Stored data entries:
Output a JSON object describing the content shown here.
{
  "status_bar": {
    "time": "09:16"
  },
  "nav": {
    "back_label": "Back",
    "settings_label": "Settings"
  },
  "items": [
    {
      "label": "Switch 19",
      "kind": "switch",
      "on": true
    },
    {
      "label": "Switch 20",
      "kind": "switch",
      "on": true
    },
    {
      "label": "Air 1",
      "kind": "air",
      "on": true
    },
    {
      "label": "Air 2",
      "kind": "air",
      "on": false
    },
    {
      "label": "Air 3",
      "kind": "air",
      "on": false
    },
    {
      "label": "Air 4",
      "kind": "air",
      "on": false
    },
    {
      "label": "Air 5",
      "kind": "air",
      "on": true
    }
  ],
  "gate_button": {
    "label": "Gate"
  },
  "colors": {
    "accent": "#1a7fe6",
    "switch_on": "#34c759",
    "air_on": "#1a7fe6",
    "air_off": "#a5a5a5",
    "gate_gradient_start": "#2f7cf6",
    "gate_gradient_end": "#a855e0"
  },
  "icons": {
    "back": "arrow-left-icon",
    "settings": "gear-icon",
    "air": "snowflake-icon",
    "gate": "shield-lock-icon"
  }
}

---

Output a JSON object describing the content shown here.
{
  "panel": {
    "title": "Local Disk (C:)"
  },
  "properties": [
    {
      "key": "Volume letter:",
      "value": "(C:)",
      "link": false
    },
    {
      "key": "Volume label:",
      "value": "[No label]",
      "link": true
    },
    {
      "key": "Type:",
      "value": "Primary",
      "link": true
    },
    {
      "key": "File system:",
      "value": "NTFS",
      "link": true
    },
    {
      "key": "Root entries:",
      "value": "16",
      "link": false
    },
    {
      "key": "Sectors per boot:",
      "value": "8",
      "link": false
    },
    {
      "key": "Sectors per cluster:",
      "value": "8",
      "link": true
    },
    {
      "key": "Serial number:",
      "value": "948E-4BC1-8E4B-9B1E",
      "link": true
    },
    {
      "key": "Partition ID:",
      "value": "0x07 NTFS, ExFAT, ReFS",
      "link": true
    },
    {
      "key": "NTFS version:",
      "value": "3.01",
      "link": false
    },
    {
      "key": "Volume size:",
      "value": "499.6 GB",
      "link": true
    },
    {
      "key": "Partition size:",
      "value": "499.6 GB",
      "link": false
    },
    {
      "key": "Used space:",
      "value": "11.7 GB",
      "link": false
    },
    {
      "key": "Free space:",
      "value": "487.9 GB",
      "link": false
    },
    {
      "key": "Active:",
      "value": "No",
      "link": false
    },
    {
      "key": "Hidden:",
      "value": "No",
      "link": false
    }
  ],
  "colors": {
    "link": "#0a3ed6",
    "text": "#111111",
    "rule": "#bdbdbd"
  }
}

- Written exercise
Count the lines in the entries that hold the word "Volume", and give nothing but the total.

- Full answer
3